==== EXTRAIT DE PAGE ====

On a testé différents dispositifs : plans caméra individuels, vue d’ensemble. On a constaté que cela fonctionnait bien et attirait du monde. Jean a alors développé l’idée avec Jacques et les auteurs. Ensuite, on a organisé des tests techniques à Vitry-le-François avec Jacques, Laurent et Jean pour évaluer le son, les interactions, et les possibilités de mouvement via Kinect.
On a d’abord envisagé d’utiliser des tablettes, mais on a finalement opté pour des téléphones, plus pratiques. Mon rôle était de superviser Jacques, l’installation du matériel, et l’organisation technique. Je ne suis pas programmeur, mais j’ai des bases en Max MSP et une bonne connaissance de logiciels comme Ableton Live et DaVinci Resolve. Je gérais la scénographie, la lumière et le son.
Pour L’Arbre de Mia, nous n’avions pas de budget pour une création lumière. C’était avant tout un laboratoire de recherche. J’ai pris en charge la création sonore, avec un dispositif d’enceintes entourant le public pour recréer des univers immersifs. Les auteurs avaient déjà identifié certains sons et musiques à inclure, comme des ambiances extérieures.
On a ensuite testé une diffusion au casque, mais cela posait des problèmes dramaturgiques : les comédiens étaient proches les uns des autres, et le casque ne permettait pas une expérience fluide. L’amplification des voix modifiait leur interprétation, les forçant à poser différemment leur voix. De plus, entendre sa propre voix dans un casque peut être troublant.
Nous avons aussi testé une solution où les comédiens n’entendaient pas leur propre voix mais seulement celles des autres, mais la latence était trop problématique. Installer des casques filaires pour tous aurait été trop complexe. Finalement, avec Mathieu, nous avons décidé que ce dispositif ne convenait pas à L’Arbre de Mia, et nous l’avons plutôt développé pour Artefact, un autre projet à Reims.
Felix POULLET PAGES : Tu mentionnais que le texte est arrivé progressivement ?
Perceval : Oui, les actes sont venus à des moments différents : d’abord l’acte I et II, puis des ajustements sur le premier, et enfin l’acte III. Chaque laboratoire de recherche durait une semaine, avec une journée pour installer et une demi-journée pour démonter, ce qui nous laissait peu de temps en présentiel pour avancer.
Perceval : La scène est praticable, mais j’ai toujours une inquiétude, notamment pour les gradins et l’espace où évolue la comédienne.
Félix Poullet Pages : D’accord.
Perceval : On avait d’abord envisagé une voix enregistrée pour toute la performance, avec Estelle uniquement pour l’enregistrement. Mais lors des laboratoires, on a vite compris que la présence physique du comédien était indispensable. Il fallait une présence humaine pour rassurer et éviter une dématérialisation totale.
Félix Poullet Pages : Oui, cela fait consensus.

====

--- ACTIONS À RÉALISER ---
1/ D'après l'entretien, quelle était la durée de chaque laboratoire de recherche ?
2/ Renvoyez le passage de l'entretien qui commence par « Nous avons aussi » et se poursuit jusqu'à « projet à Reims. ».
Les lignes qui suivent ne jouent aucun rôle dans cette partie.

==== DONNÉES FOURNIES ====

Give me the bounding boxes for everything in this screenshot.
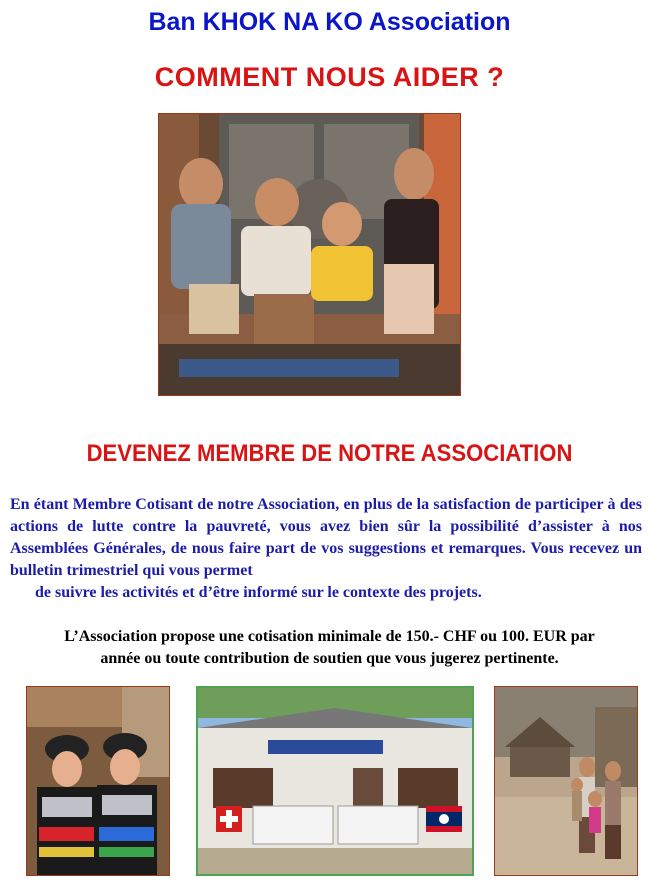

====
==== DONNÉES FOURNIES ====

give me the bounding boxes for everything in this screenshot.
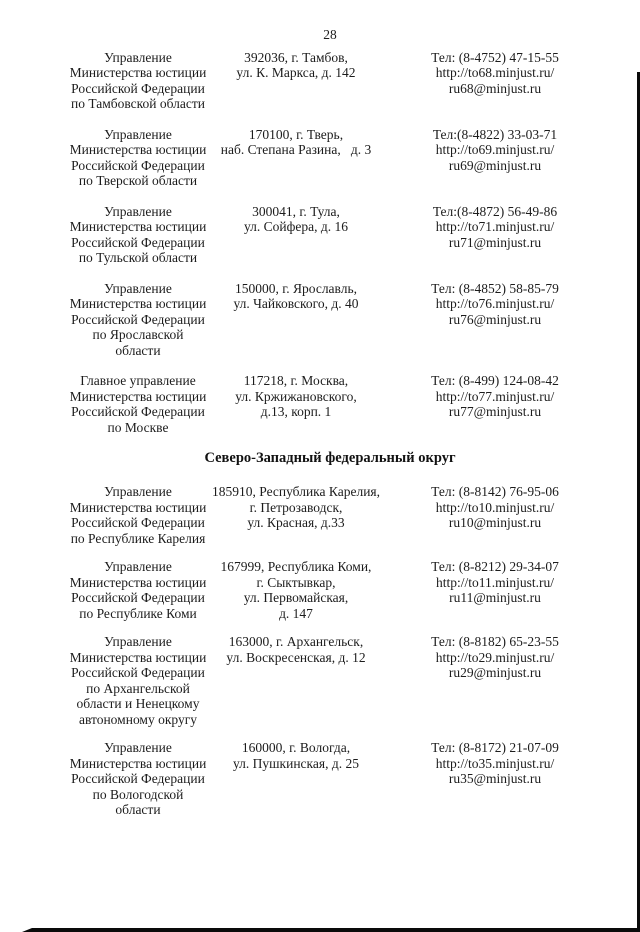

====

--- SOLUTIONS AUX PROBLÈMES ---
1/ Une semaine, avec une journée pour installer et une demi-journée pour démonter.

2/
Nous avons aussi testé une solution où les comédiens n’entendaient pas leur propre voix mais seulement celles des autres, mais la latence était trop problématique. Installer des casques filaires pour tous aurait été trop complexe. Finalement, avec Mathieu, nous avons décidé que ce dispositif ne convenait pas à L’Arbre de Mia, et nous l’avons plutôt développé pour Artefact, un autre projet à Reims.